Stored items:

>> Begin

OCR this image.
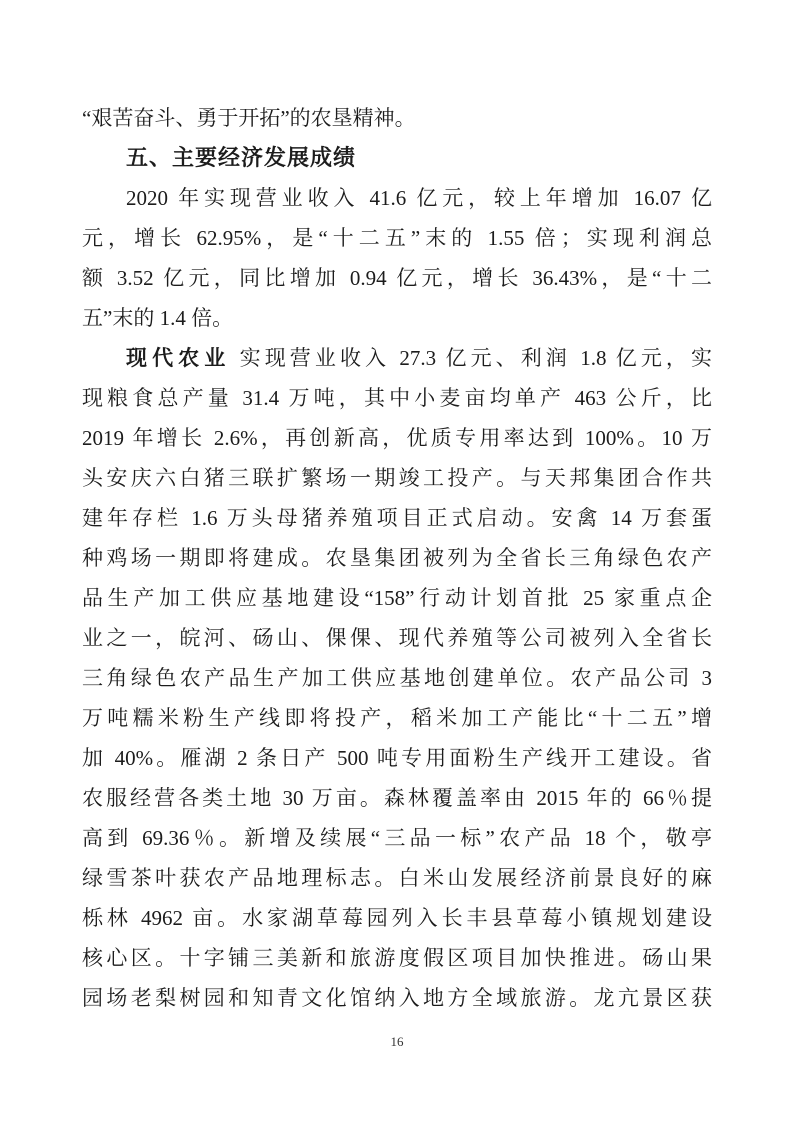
“艰苦奋斗、勇于开拓”的农垦精神。
五、主要经济发展成绩
2020 年实现营业收入 41.6 亿元，较上年增加 16.07 亿
元，增长 62.95%，是“十二五”末的 1.55 倍；实现利润总
额 3.52 亿元，同比增加 0.94 亿元，增长 36.43%，是“十二
五”末的 1.4 倍。
现代农业 实现营业收入 27.3 亿元、利润 1.8 亿元，实
现粮食总产量 31.4 万吨，其中小麦亩均单产 463 公斤，比
2019 年增长 2.6%，再创新高，优质专用率达到 100%。10 万
头安庆六白猪三联扩繁场一期竣工投产。与天邦集团合作共
建年存栏 1.6 万头母猪养殖项目正式启动。安禽 14 万套蛋
种鸡场一期即将建成。农垦集团被列为全省长三角绿色农产
品生产加工供应基地建设“158”行动计划首批 25 家重点企
业之一，皖河、砀山、倮倮、现代养殖等公司被列入全省长
三角绿色农产品生产加工供应基地创建单位。农产品公司 3
万吨糯米粉生产线即将投产，稻米加工产能比“十二五”增
加 40%。雁湖 2 条日产 500 吨专用面粉生产线开工建设。省
农服经营各类土地 30 万亩。森林覆盖率由 2015 年的 66％提
高到 69.36％。新增及续展“三品一标”农产品 18 个，敬亭
绿雪茶叶获农产品地理标志。白米山发展经济前景良好的麻
栎林 4962 亩。水家湖草莓园列入长丰县草莓小镇规划建设
核心区。十字铺三美新和旅游度假区项目加快推进。砀山果
园场老梨树园和知青文化馆纳入地方全域旅游。龙亢景区获
16
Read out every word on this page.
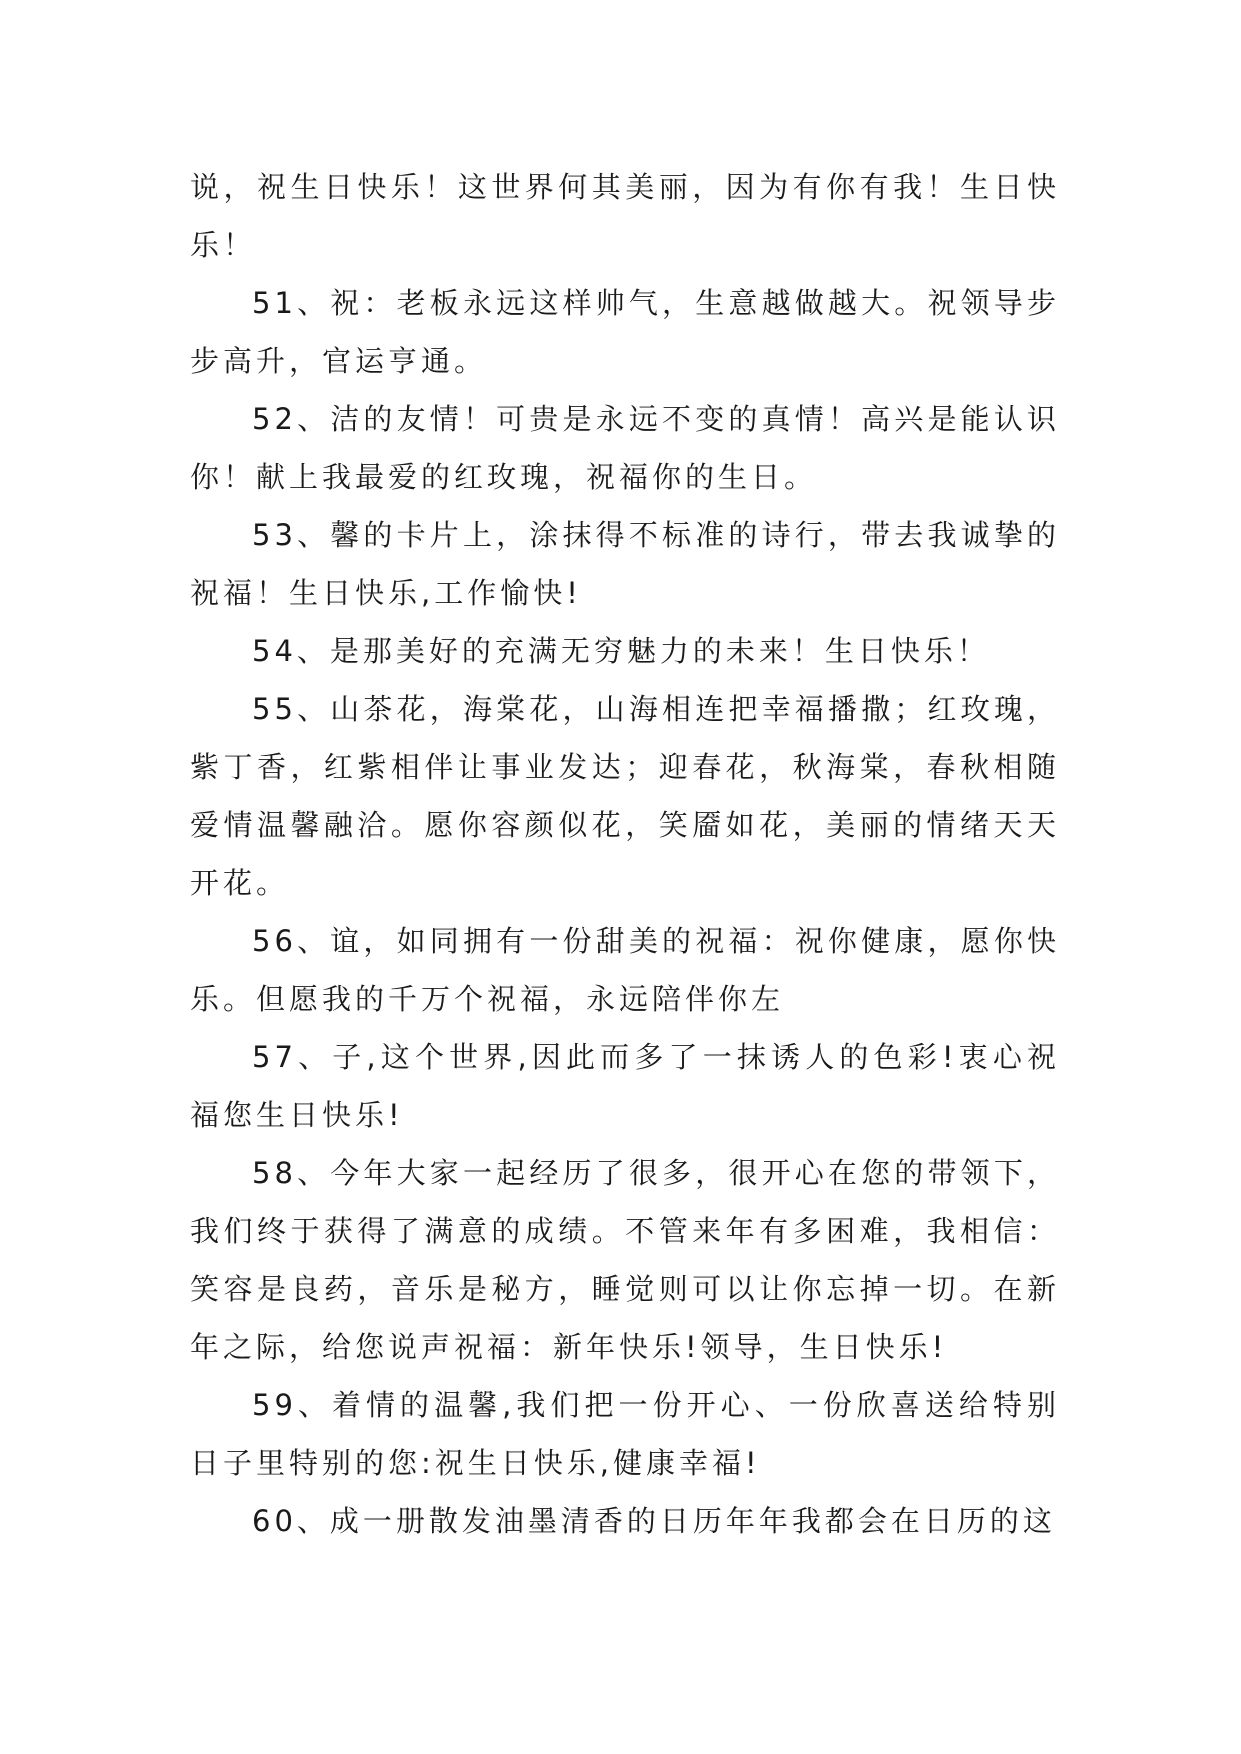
说，祝生日快乐！这世界何其美丽，因为有你有我！生日快乐！

51、祝：老板永远这样帅气，生意越做越大。祝领导步步高升，官运亨通。

52、洁的友情！可贵是永远不变的真情！高兴是能认识你！献上我最爱的红玫瑰，祝福你的生日。

53、馨的卡片上，涂抹得不标准的诗行，带去我诚挚的祝福！生日快乐,工作愉快!

54、是那美好的充满无穷魅力的未来！生日快乐！

55、山茶花，海棠花，山海相连把幸福播撒；红玫瑰，紫丁香，红紫相伴让事业发达；迎春花，秋海棠，春秋相随爱情温馨融洽。愿你容颜似花，笑靥如花，美丽的情绪天天开花。

56、谊，如同拥有一份甜美的祝福：祝你健康，愿你快乐。但愿我的千万个祝福，永远陪伴你左

57、子,这个世界,因此而多了一抹诱人的色彩!衷心祝福您生日快乐!

58、今年大家一起经历了很多，很开心在您的带领下，我们终于获得了满意的成绩。不管来年有多困难，我相信：笑容是良药，音乐是秘方，睡觉则可以让你忘掉一切。在新年之际，给您说声祝福：新年快乐!领导，生日快乐!

59、着情的温馨,我们把一份开心、一份欣喜送给特别日子里特别的您:祝生日快乐,健康幸福!

60、成一册散发油墨清香的日历年年我都会在日历的这
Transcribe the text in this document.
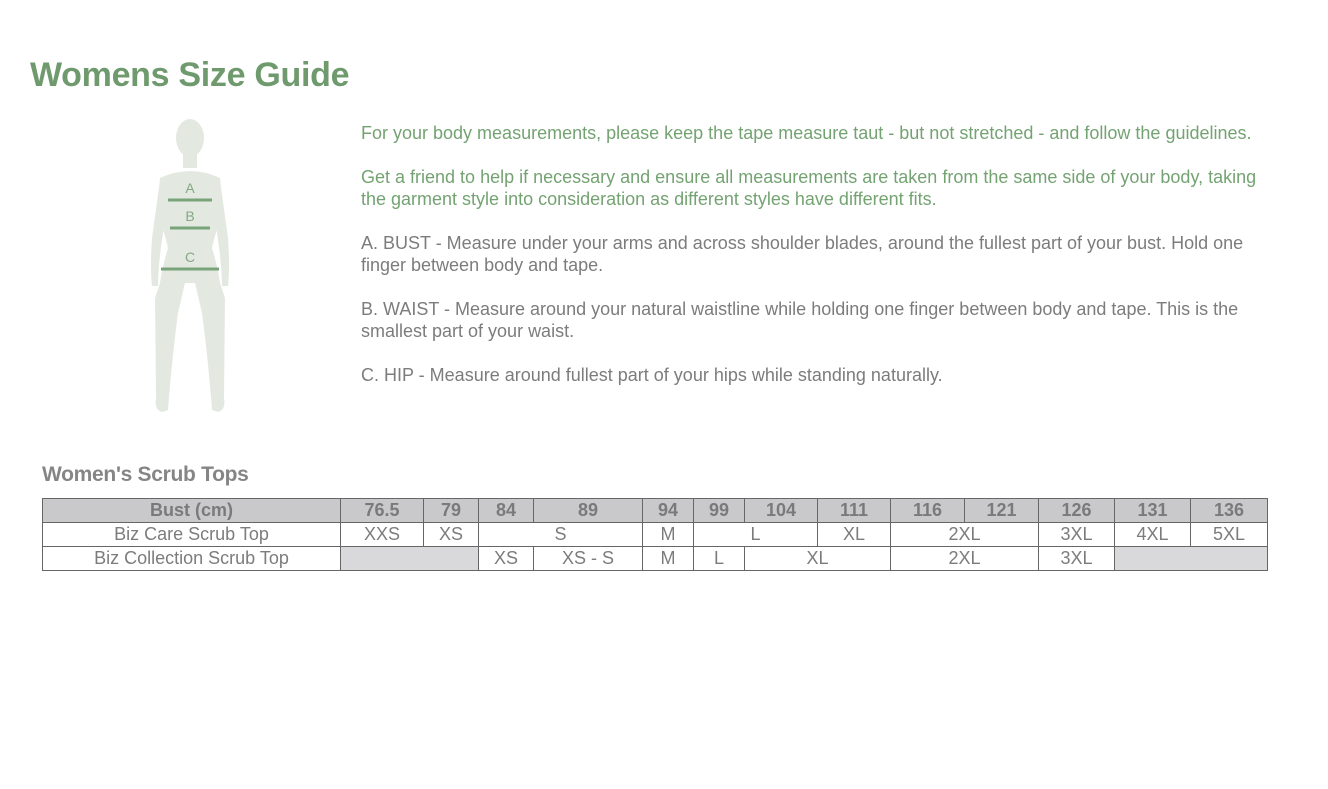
Womens Size Guide
A
B
C

For your body measurements, please keep the tape measure taut - but not stretched - and follow the guidelines.

Get a friend to help if necessary and ensure all measurements are taken from the same side of your body, taking the garment style into consideration as different styles have different fits.

A. BUST - Measure under your arms and across shoulder blades, around the fullest part of your bust. Hold one finger between body and tape.

B. WAIST - Measure around your natural waistline while holding one finger between body and tape. This is the smallest part of your waist.

C. HIP - Measure around fullest part of your hips while standing naturally.

Women's Scrub Tops
Bust (cm)	76.5	79	84	89	94	99	104	111	116	121	126	131	136
Biz Care Scrub Top	XXS	XS	S		M	L		XL	2XL		3XL	4XL	5XL
Biz Collection Scrub Top			XS	XS - S	M	L	XL		2XL		3XL		
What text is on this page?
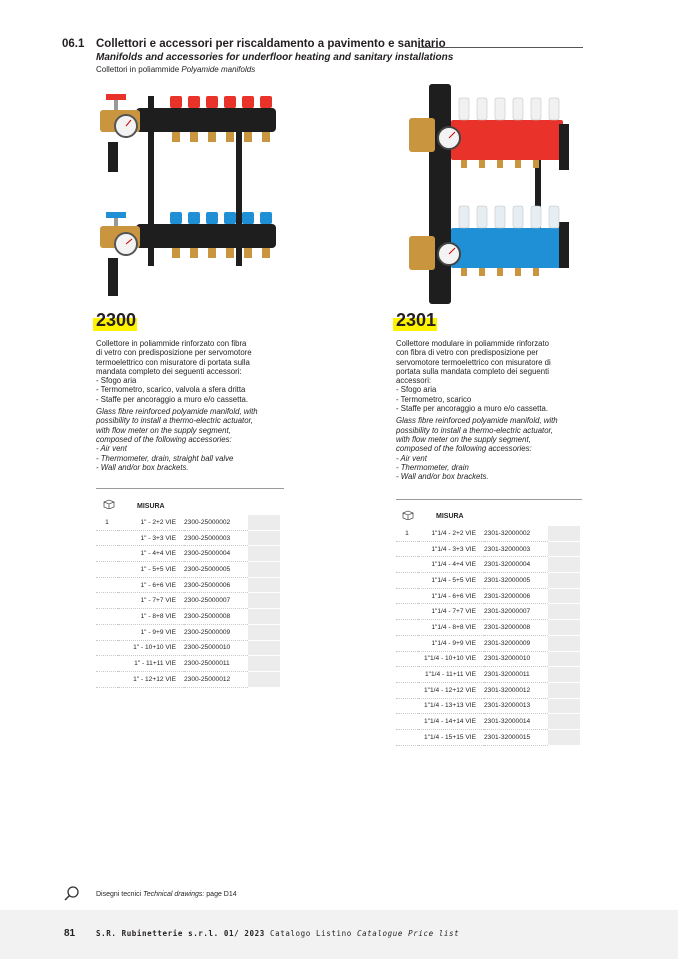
06.1 Collettori e accessori per riscaldamento a pavimento e sanitario
Manifolds and accessories for underfloor heating and sanitary installations
Collettori in poliammide Polyamide manifolds
2300

Collettore in poliammide rinforzato con fibra

di vetro con predisposizione per servomotore

termoelettrico con misuratore di portata sulla

mandata completo dei seguenti accessori:

- Sfogo aria

- Termometro, scarico, valvola a sfera dritta

- Staffe per ancoraggio a muro e/o cassetta.

Glass fibre reinforced polyamide manifold, with

possibility to install a thermo-electric actuator,

with flow meter on the supply segment,

composed of the following accessories:

- Air vent

- Thermometer, drain, straight ball valve

- Wall and/or box brackets.

MISURA
1	1" - 2+2 VIE	2300-25000002	
	1" - 3+3 VIE	2300-25000003	
	1" - 4+4 VIE	2300-25000004	
	1" - 5+5 VIE	2300-25000005	
	1" - 6+6 VIE	2300-25000006	
	1" - 7+7 VIE	2300-25000007	
	1" - 8+8 VIE	2300-25000008	
	1" - 9+9 VIE	2300-25000009	
	1" - 10+10 VIE	2300-25000010	
	1" - 11+11 VIE	2300-25000011	
	1" - 12+12 VIE	2300-25000012	
2301

Collettore modulare in poliammide rinforzato

con fibra di vetro con predisposizione per

servomotore termoelettrico con misuratore di

portata sulla mandata completo dei seguenti

accessori:

- Sfogo aria

- Termometro, scarico

- Staffe per ancoraggio a muro e/o cassetta.

Glass fibre reinforced polyamide manifold, with

possibility to install a thermo-electric actuator,

with flow meter on the supply segment,

composed of the following accessories:

- Air vent

- Thermometer, drain

- Wall and/or box brackets.

MISURA
1	1"1/4 - 2+2 VIE	2301-32000002	
	1"1/4 - 3+3 VIE	2301-32000003	
	1"1/4 - 4+4 VIE	2301-32000004	
	1"1/4 - 5+5 VIE	2301-32000005	
	1"1/4 - 6+6 VIE	2301-32000006	
	1"1/4 - 7+7 VIE	2301-32000007	
	1"1/4 - 8+8 VIE	2301-32000008	
	1"1/4 - 9+9 VIE	2301-32000009	
	1"1/4 - 10+10 VIE	2301-32000010	
	1"1/4 - 11+11 VIE	2301-32000011	
	1"1/4 - 12+12 VIE	2301-32000012	
	1"1/4 - 13+13 VIE	2301-32000013	
	1"1/4 - 14+14 VIE	2301-32000014	
	1"1/4 - 15+15 VIE	2301-32000015	
Disegni tecnici Technical drawings: page D14
81	S.R. Rubinetterie s.r.l. 01/ 2023 Catalogo Listino Catalogue Price list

>> End

Using the entries above, find all lines with "servomotore". Copy them.

di vetro con predisposizione per servomotore
servomotore termoelettrico con misuratore di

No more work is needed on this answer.